■ **What you have to do**
In full and without deviation, write out the entries that follow.

════

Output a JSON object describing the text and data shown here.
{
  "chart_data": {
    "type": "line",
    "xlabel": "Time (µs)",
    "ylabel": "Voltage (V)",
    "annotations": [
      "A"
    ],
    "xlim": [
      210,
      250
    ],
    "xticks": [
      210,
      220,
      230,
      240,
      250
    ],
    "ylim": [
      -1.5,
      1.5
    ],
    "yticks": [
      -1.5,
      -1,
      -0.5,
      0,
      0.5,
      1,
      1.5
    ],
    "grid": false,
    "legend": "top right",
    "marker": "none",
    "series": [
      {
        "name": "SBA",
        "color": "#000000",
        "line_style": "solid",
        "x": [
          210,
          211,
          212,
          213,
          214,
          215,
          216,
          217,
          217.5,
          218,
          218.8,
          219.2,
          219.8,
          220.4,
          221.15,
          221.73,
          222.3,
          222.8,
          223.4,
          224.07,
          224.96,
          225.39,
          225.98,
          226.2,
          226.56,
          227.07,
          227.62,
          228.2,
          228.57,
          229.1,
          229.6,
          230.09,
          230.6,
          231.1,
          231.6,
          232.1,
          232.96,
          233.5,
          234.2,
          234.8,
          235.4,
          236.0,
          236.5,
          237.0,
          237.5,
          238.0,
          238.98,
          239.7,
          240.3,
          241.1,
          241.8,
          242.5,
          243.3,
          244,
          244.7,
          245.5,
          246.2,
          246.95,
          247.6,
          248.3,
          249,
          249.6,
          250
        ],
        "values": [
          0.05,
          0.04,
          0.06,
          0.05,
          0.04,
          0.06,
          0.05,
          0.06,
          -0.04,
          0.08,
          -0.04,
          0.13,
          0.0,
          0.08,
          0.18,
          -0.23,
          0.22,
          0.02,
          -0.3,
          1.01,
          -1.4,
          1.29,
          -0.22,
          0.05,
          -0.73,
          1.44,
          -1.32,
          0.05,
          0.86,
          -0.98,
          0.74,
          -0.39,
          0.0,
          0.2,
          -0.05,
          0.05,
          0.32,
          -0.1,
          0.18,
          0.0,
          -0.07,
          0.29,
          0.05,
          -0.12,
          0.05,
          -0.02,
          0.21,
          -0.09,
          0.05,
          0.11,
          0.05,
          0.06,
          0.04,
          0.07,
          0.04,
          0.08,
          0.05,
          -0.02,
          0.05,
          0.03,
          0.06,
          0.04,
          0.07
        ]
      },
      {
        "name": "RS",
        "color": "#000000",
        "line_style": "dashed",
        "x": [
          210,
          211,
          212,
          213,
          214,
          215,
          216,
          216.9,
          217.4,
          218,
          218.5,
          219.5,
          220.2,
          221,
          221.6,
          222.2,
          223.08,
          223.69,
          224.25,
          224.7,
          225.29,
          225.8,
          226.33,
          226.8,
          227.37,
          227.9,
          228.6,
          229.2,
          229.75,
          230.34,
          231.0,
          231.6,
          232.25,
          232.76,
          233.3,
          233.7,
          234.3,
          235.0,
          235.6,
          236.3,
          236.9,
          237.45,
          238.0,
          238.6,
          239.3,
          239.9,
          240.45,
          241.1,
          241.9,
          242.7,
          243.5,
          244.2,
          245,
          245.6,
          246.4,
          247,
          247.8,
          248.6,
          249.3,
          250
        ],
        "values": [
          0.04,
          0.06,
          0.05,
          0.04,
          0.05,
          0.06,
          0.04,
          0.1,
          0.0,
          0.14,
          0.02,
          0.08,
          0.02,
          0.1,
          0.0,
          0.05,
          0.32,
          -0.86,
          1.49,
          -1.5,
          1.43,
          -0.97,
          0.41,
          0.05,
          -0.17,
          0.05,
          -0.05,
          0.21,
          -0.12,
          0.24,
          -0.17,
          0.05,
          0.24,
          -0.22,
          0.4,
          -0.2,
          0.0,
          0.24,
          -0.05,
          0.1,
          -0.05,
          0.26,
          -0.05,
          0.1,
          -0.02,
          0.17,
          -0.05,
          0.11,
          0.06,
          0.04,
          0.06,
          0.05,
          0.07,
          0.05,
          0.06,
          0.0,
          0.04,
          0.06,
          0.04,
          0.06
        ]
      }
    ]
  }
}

════

■ **Answer to the problem**
Output a JSON object describing the text and data shown here.
{
  "chart_data": {
    "type": "line",
    "xlabel": "Time (µs)",
    "ylabel": "Voltage (V)",
    "annotations": [
      "A"
    ],
    "xlim": [
      210,
      250
    ],
    "xticks": [
      210,
      220,
      230,
      240,
      250
    ],
    "ylim": [
      -1.5,
      1.5
    ],
    "yticks": [
      -1.5,
      -1,
      -0.5,
      0,
      0.5,
      1,
      1.5
    ],
    "grid": false,
    "legend": "top right",
    "marker": "none",
    "series": [
      {
        "name": "SBA",
        "color": "#000000",
        "line_style": "solid",
        "x": [
          210,
          211,
          212,
          213,
          214,
          215,
          216,
          217,
          217.5,
          218,
          218.8,
          219.2,
          219.8,
          220.4,
          221.15,
          221.73,
          222.3,
          222.8,
          223.4,
          224.07,
          224.96,
          225.39,
          225.98,
          226.2,
          226.56,
          227.07,
          227.62,
          228.2,
          228.57,
          229.1,
          229.6,
          230.09,
          230.6,
          231.1,
          231.6,
          232.1,
          232.96,
          233.5,
          234.2,
          234.8,
          235.4,
          236.0,
          236.5,
          237.0,
          237.5,
          238.0,
          238.98,
          239.7,
          240.3,
          241.1,
          241.8,
          242.5,
          243.3,
          244,
          244.7,
          245.5,
          246.2,
          246.95,
          247.6,
          248.3,
          249,
          249.6,
          250
        ],
        "values": [
          0.05,
          0.04,
          0.06,
          0.05,
          0.04,
          0.06,
          0.05,
          0.06,
          -0.04,
          0.08,
          -0.04,
          0.13,
          0.0,
          0.08,
          0.18,
          -0.23,
          0.22,
          0.02,
          -0.3,
          1.01,
          -1.4,
          1.29,
          -0.22,
          0.05,
          -0.73,
          1.44,
          -1.32,
          0.05,
          0.86,
          -0.98,
          0.74,
          -0.39,
          0.0,
          0.2,
          -0.05,
          0.05,
          0.32,
          -0.1,
          0.18,
          0.0,
          -0.07,
          0.29,
          0.05,
          -0.12,
          0.05,
          -0.02,
          0.21,
          -0.09,
          0.05,
          0.11,
          0.05,
          0.06,
          0.04,
          0.07,
          0.04,
          0.08,
          0.05,
          -0.02,
          0.05,
          0.03,
          0.06,
          0.04,
          0.07
        ]
      },
      {
        "name": "RS",
        "color": "#000000",
        "line_style": "dashed",
        "x": [
          210,
          211,
          212,
          213,
          214,
          215,
          216,
          216.9,
          217.4,
          218,
          218.5,
          219.5,
          220.2,
          221,
          221.6,
          222.2,
          223.08,
          223.69,
          224.25,
          224.7,
          225.29,
          225.8,
          226.33,
          226.8,
          227.37,
          227.9,
          228.6,
          229.2,
          229.75,
          230.34,
          231.0,
          231.6,
          232.25,
          232.76,
          233.3,
          233.7,
          234.3,
          235.0,
          235.6,
          236.3,
          236.9,
          237.45,
          238.0,
          238.6,
          239.3,
          239.9,
          240.45,
          241.1,
          241.9,
          242.7,
          243.5,
          244.2,
          245,
          245.6,
          246.4,
          247,
          247.8,
          248.6,
          249.3,
          250
        ],
        "values": [
          0.04,
          0.06,
          0.05,
          0.04,
          0.05,
          0.06,
          0.04,
          0.1,
          0.0,
          0.14,
          0.02,
          0.08,
          0.02,
          0.1,
          0.0,
          0.05,
          0.32,
          -0.86,
          1.49,
          -1.5,
          1.43,
          -0.97,
          0.41,
          0.05,
          -0.17,
          0.05,
          -0.05,
          0.21,
          -0.12,
          0.24,
          -0.17,
          0.05,
          0.24,
          -0.22,
          0.4,
          -0.2,
          0.0,
          0.24,
          -0.05,
          0.1,
          -0.05,
          0.26,
          -0.05,
          0.1,
          -0.02,
          0.17,
          -0.05,
          0.11,
          0.06,
          0.04,
          0.06,
          0.05,
          0.07,
          0.05,
          0.06,
          0.0,
          0.04,
          0.06,
          0.04,
          0.06
        ]
      }
    ]
  }
}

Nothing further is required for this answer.